» **Exercise goal**: Copy each line in which the string "бюджетные" occurs.

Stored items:
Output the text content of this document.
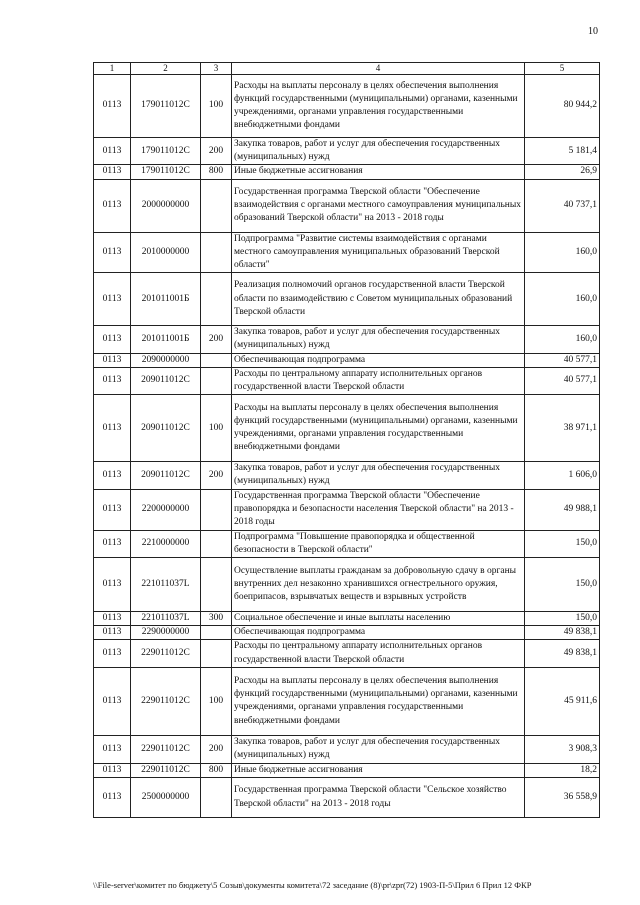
10
1	2	3	4	5
0113	179011012С	100	Расходы на выплаты персоналу в целях обеспечения выполнения функций государственными (муниципальными) органами, казенными учреждениями, органами управления государственными внебюджетными фондами	80 944,2
0113	179011012С	200	Закупка товаров, работ и услуг для обеспечения государственных (муниципальных) нужд	5 181,4
0113	179011012С	800	Иные бюджетные ассигнования	26,9
0113	2000000000		Государственная программа Тверской области "Обеспечение взаимодействия с органами местного самоуправления муниципальных образований Тверской области" на 2013 - 2018 годы	40 737,1
0113	2010000000		Подпрограмма "Развитие системы взаимодействия с органами местного самоуправления муниципальных образований Тверской области"	160,0
0113	201011001Б		Реализация полномочий органов государственной власти Тверской области по взаимодействию с Советом муниципальных образований Тверской области	160,0
0113	201011001Б	200	Закупка товаров, работ и услуг для обеспечения государственных (муниципальных) нужд	160,0
0113	2090000000		Обеспечивающая подпрограмма	40 577,1
0113	209011012С		Расходы по центральному аппарату исполнительных органов государственной власти Тверской области	40 577,1
0113	209011012С	100	Расходы на выплаты персоналу в целях обеспечения выполнения функций государственными (муниципальными) органами, казенными учреждениями, органами управления государственными внебюджетными фондами	38 971,1
0113	209011012С	200	Закупка товаров, работ и услуг для обеспечения государственных (муниципальных) нужд	1 606,0
0113	2200000000		Государственная программа Тверской области "Обеспечение правопорядка и безопасности населения Тверской области" на 2013 - 2018 годы	49 988,1
0113	2210000000		Подпрограмма "Повышение правопорядка и общественной безопасности в Тверской области"	150,0
0113	221011037L		Осуществление выплаты гражданам за добровольную сдачу в органы внутренних дел незаконно хранившихся огнестрельного оружия, боеприпасов, взрывчатых веществ и взрывных устройств	150,0
0113	221011037L	300	Социальное обеспечение и иные выплаты населению	150,0
0113	2290000000		Обеспечивающая подпрограмма	49 838,1
0113	229011012С		Расходы по центральному аппарату исполнительных органов государственной власти Тверской области	49 838,1
0113	229011012С	100	Расходы на выплаты персоналу в целях обеспечения выполнения функций государственными (муниципальными) органами, казенными учреждениями, органами управления государственными внебюджетными фондами	45 911,6
0113	229011012С	200	Закупка товаров, работ и услуг для обеспечения государственных (муниципальных) нужд	3 908,3
0113	229011012С	800	Иные бюджетные ассигнования	18,2
0113	2500000000		Государственная программа Тверской области "Сельское хозяйство Тверской области" на 2013 - 2018 годы	36 558,9
\\File-server\комитет по бюджету\5 Созыв\документы комитета\72 заседание (8)\pr\zpr(72) 1903-П-5\Прил 6 Прил 12 ФКР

» **Exercise result**:
0113	179011012С	800	Иные бюджетные ассигнования	26,9
0113	229011012С	800	Иные бюджетные ассигнования	18,2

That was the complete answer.